What needs to be done: Output the full listing below exactly, without the pictures.

-- Begin Working data --

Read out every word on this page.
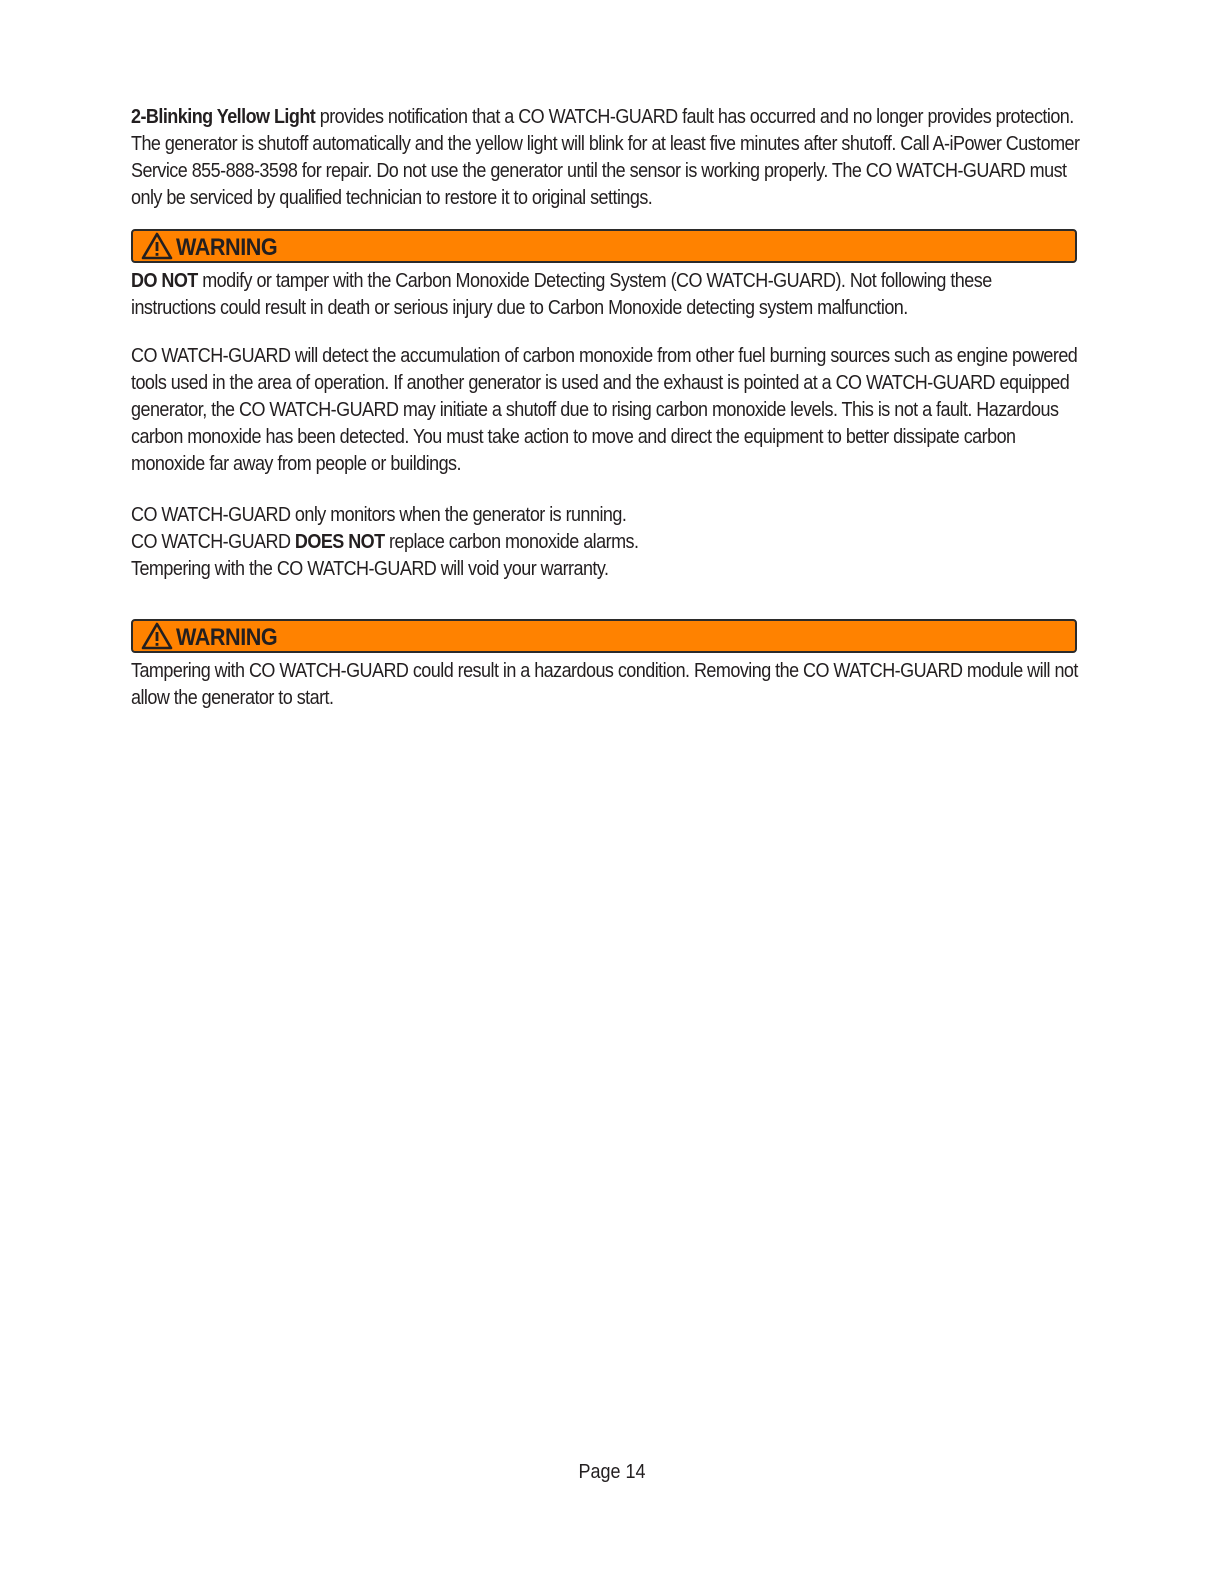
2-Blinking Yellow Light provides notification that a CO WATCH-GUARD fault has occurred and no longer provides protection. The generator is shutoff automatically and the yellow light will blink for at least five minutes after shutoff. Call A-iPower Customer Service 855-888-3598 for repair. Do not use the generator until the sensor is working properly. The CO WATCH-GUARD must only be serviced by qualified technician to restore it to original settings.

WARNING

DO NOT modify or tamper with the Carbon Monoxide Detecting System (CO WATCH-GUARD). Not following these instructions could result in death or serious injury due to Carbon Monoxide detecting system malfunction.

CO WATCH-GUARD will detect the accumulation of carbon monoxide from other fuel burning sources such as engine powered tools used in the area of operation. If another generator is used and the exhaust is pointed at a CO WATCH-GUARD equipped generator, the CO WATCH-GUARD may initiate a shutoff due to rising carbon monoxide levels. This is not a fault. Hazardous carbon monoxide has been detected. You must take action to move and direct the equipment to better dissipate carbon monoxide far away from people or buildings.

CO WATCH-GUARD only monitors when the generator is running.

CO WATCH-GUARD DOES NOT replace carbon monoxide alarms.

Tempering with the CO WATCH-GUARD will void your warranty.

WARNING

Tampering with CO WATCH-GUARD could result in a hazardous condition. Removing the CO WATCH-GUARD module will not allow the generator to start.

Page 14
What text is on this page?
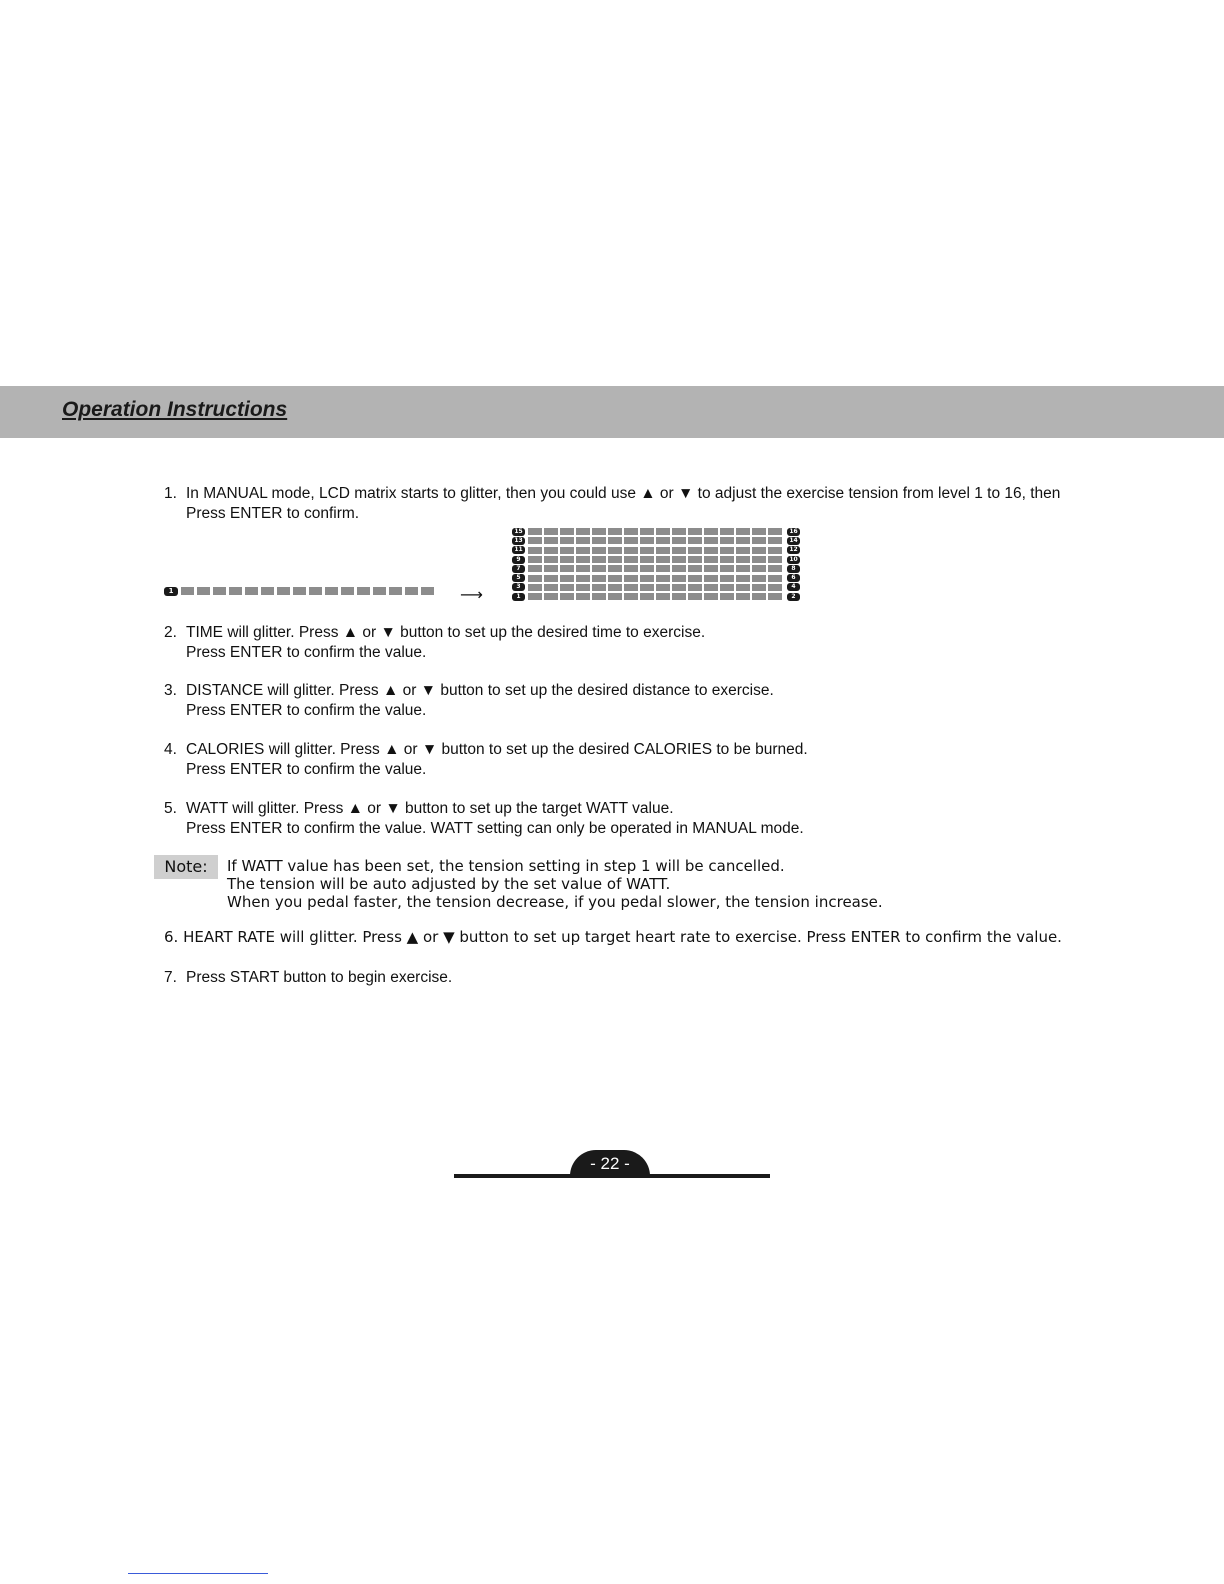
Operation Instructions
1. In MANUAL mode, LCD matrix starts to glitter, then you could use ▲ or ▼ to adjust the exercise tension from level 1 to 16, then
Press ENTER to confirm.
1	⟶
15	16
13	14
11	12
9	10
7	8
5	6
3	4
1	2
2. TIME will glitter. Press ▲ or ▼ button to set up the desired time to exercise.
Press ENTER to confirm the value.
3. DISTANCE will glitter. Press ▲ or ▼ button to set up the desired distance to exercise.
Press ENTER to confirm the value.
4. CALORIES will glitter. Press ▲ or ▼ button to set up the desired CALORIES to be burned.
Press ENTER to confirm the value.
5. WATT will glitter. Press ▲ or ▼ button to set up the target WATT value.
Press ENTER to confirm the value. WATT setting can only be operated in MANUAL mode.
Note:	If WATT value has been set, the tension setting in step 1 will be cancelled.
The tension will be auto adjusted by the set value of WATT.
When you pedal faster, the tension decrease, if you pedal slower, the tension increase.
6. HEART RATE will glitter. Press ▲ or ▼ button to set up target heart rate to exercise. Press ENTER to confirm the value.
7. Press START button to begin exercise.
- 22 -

-- End Working data --

Result of this task:
Read out every word on this page.
2-Blinking Yellow Light provides notification that a CO WATCH-GUARD fault has occurred and no longer provides protection. The generator is shutoff automatically and the yellow light will blink for at least five minutes after shutoff. Call A-iPower Customer Service 855-888-3598 for repair. Do not use the generator until the sensor is working properly. The CO WATCH-GUARD must only be serviced by qualified technician to restore it to original settings.

WARNING

DO NOT modify or tamper with the Carbon Monoxide Detecting System (CO WATCH-GUARD). Not following these instructions could result in death or serious injury due to Carbon Monoxide detecting system malfunction.

CO WATCH-GUARD will detect the accumulation of carbon monoxide from other fuel burning sources such as engine powered tools used in the area of operation. If another generator is used and the exhaust is pointed at a CO WATCH-GUARD equipped generator, the CO WATCH-GUARD may initiate a shutoff due to rising carbon monoxide levels. This is not a fault. Hazardous carbon monoxide has been detected. You must take action to move and direct the equipment to better dissipate carbon monoxide far away from people or buildings.

CO WATCH-GUARD only monitors when the generator is running.

CO WATCH-GUARD DOES NOT replace carbon monoxide alarms.

Tempering with the CO WATCH-GUARD will void your warranty.

WARNING

Tampering with CO WATCH-GUARD could result in a hazardous condition. Removing the CO WATCH-GUARD module will not allow the generator to start.

Page 14
What text is on this page?
Operation Instructions
1. In MANUAL mode, LCD matrix starts to glitter, then you could use ▲ or ▼ to adjust the exercise tension from level 1 to 16, then
Press ENTER to confirm.
1	⟶
15	16
13	14
11	12
9	10
7	8
5	6
3	4
1	2
2. TIME will glitter. Press ▲ or ▼ button to set up the desired time to exercise.
Press ENTER to confirm the value.
3. DISTANCE will glitter. Press ▲ or ▼ button to set up the desired distance to exercise.
Press ENTER to confirm the value.
4. CALORIES will glitter. Press ▲ or ▼ button to set up the desired CALORIES to be burned.
Press ENTER to confirm the value.
5. WATT will glitter. Press ▲ or ▼ button to set up the target WATT value.
Press ENTER to confirm the value. WATT setting can only be operated in MANUAL mode.
Note:	If WATT value has been set, the tension setting in step 1 will be cancelled.
The tension will be auto adjusted by the set value of WATT.
When you pedal faster, the tension decrease, if you pedal slower, the tension increase.
6. HEART RATE will glitter. Press ▲ or ▼ button to set up target heart rate to exercise. Press ENTER to confirm the value.
7. Press START button to begin exercise.
- 22 -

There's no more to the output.